Entries from a dataset

· · ·

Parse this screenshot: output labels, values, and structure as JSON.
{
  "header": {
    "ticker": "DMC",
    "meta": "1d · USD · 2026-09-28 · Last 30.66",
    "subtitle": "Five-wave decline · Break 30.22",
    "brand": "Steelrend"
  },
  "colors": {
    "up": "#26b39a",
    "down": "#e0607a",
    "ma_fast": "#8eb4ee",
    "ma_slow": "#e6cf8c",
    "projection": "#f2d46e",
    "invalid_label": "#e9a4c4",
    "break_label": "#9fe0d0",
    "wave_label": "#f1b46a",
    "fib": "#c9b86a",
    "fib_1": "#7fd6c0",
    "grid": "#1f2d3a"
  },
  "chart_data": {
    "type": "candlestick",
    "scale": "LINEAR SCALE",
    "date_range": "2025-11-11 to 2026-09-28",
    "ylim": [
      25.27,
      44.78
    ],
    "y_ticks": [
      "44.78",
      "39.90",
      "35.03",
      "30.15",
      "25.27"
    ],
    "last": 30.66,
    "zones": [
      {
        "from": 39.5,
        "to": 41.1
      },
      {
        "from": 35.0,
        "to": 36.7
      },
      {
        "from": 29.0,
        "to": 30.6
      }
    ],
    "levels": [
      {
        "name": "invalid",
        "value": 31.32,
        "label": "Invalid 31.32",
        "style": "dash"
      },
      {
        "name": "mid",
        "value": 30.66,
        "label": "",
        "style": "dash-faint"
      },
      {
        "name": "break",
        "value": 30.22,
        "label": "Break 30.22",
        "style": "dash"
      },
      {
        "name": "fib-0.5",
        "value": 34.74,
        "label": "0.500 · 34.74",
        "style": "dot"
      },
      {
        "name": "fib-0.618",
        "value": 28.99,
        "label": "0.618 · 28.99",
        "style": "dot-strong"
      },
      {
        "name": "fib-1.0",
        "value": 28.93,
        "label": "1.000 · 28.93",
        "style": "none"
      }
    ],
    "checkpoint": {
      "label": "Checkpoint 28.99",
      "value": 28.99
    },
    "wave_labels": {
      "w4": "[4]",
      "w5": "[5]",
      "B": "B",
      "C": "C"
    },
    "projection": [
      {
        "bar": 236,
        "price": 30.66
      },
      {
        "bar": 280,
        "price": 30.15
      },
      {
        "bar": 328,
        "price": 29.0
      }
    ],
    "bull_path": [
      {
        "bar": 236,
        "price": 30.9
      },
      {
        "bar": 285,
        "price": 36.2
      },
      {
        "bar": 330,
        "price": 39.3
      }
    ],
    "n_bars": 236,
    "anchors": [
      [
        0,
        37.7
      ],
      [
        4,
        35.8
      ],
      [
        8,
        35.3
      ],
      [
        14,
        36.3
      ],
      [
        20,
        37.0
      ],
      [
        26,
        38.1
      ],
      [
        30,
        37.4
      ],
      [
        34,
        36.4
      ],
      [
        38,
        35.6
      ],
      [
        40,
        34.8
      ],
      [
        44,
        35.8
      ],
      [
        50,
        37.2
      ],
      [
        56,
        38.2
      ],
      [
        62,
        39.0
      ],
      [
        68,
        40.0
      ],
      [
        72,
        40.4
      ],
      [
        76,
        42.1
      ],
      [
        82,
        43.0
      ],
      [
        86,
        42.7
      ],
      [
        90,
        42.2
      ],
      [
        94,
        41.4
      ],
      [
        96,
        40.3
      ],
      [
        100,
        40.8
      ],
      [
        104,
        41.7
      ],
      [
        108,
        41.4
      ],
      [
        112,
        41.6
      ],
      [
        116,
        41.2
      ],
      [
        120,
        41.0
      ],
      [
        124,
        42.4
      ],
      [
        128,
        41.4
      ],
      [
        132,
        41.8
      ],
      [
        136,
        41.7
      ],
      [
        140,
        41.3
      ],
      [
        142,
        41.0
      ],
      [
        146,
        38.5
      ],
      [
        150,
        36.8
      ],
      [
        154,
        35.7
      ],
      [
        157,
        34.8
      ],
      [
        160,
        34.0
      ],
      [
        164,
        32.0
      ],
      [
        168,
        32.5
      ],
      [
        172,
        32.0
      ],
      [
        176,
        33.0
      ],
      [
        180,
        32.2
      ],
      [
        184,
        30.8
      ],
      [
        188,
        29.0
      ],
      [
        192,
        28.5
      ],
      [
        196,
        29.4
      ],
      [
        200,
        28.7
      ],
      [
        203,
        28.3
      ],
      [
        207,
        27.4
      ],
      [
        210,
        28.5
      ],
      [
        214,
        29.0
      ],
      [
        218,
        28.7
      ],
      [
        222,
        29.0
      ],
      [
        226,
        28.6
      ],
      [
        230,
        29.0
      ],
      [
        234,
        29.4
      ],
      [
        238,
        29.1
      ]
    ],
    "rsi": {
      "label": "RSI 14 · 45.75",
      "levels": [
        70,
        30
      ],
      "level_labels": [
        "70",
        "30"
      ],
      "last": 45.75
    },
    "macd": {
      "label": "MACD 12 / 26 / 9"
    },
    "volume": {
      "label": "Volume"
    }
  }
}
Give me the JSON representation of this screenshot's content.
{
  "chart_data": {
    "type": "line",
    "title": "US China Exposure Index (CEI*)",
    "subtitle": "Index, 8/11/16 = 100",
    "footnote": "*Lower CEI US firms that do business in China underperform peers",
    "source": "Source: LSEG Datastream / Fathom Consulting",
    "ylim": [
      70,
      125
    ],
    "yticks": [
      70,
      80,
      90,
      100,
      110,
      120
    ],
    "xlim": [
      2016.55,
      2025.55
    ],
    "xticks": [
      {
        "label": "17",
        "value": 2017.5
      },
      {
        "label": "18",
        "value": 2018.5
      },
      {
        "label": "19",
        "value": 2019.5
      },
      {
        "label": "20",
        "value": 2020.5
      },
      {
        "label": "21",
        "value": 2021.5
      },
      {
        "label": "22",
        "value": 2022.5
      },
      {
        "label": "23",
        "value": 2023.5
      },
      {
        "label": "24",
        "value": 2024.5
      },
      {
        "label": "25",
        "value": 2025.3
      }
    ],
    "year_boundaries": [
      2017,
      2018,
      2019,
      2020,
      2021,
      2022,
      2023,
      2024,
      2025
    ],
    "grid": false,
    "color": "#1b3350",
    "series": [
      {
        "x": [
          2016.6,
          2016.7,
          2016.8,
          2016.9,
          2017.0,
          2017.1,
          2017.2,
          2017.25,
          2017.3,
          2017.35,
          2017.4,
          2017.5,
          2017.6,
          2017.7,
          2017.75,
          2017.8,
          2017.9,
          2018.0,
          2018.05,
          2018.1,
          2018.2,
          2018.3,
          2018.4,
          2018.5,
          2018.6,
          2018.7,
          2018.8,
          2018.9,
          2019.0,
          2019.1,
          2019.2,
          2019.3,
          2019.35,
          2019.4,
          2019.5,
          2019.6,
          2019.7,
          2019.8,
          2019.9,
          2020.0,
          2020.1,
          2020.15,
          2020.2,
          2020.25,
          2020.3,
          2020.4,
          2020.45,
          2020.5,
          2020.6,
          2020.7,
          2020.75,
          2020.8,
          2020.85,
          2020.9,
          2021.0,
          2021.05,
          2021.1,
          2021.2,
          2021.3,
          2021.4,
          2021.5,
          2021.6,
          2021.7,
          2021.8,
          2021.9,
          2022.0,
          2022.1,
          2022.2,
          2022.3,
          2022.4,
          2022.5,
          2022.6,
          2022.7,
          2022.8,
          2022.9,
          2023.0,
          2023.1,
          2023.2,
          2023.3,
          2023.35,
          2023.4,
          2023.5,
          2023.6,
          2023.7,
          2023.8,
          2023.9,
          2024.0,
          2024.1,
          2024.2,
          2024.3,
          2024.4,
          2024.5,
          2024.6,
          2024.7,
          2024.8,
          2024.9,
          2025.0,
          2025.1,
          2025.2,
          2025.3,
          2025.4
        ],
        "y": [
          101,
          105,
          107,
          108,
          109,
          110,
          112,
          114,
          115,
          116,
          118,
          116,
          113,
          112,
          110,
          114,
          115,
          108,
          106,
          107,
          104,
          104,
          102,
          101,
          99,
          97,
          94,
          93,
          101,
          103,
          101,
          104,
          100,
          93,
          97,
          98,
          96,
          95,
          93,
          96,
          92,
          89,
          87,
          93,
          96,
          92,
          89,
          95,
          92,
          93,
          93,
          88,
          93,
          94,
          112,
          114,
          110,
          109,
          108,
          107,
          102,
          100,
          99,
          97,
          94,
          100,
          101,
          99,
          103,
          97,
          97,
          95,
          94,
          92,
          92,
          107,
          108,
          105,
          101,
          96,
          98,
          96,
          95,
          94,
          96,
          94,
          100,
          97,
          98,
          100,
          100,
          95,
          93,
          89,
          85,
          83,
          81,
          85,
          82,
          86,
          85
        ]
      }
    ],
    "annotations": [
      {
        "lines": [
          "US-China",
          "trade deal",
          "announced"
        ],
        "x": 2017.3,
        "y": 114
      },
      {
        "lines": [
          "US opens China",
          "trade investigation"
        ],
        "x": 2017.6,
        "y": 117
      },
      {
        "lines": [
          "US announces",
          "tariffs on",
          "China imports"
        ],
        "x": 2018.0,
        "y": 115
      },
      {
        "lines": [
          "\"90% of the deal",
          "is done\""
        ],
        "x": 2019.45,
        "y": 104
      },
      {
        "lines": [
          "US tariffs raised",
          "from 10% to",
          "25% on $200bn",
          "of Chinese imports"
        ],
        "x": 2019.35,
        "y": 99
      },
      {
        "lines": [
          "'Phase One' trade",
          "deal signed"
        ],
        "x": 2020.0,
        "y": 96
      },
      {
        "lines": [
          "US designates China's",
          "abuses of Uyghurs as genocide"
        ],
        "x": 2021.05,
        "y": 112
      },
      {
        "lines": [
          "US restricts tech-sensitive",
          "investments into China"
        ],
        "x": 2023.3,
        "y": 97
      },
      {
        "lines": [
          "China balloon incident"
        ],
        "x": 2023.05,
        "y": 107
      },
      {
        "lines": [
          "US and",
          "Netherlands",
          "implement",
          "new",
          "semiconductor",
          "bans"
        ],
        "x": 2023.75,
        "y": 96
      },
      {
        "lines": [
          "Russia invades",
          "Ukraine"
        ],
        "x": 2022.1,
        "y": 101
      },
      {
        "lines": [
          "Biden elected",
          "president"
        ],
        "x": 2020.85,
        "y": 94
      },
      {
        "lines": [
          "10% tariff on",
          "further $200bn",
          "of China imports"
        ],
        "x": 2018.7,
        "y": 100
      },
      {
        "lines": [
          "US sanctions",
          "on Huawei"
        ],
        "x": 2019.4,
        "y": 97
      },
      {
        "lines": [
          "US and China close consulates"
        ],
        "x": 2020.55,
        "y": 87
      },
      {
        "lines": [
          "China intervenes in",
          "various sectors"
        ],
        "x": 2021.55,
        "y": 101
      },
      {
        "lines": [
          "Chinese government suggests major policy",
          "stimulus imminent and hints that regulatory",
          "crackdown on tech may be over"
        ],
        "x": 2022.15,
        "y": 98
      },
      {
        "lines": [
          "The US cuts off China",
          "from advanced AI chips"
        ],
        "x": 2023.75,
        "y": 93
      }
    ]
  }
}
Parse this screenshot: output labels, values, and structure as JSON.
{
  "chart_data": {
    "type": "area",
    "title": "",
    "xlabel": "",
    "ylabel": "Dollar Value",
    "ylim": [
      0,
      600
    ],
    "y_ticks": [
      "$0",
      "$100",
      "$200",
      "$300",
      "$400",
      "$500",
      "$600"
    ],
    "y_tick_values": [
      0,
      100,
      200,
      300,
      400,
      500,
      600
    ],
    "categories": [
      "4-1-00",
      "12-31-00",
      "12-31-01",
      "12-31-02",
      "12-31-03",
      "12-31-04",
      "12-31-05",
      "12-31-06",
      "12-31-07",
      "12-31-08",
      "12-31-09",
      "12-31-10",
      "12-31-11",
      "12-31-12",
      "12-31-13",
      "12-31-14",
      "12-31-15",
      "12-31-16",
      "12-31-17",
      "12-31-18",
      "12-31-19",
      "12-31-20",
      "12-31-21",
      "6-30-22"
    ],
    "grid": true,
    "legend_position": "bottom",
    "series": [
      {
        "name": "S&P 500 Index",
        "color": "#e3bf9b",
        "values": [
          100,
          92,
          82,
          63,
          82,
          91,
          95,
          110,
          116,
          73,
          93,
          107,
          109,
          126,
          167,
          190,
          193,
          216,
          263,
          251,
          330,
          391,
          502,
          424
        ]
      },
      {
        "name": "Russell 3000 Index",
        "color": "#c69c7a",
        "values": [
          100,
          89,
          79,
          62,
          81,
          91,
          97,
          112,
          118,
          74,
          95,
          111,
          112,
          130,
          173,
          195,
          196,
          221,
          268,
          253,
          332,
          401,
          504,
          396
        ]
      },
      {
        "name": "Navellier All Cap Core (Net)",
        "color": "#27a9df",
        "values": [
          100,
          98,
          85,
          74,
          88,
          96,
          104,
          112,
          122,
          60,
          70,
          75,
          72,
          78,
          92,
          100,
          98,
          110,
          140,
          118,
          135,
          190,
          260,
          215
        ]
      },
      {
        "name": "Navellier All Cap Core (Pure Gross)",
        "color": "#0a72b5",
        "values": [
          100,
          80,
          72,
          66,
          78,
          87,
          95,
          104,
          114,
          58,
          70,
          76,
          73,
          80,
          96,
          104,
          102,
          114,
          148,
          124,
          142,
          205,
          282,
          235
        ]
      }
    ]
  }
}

· · ·

TO DO>
In the listing above, locate each line with "style" and copy it.

FULL OUTPUT>
        "style": "dash"
        "style": "dash-faint"
        "style": "dash"
        "style": "dot"
        "style": "dot-strong"
        "style": "none"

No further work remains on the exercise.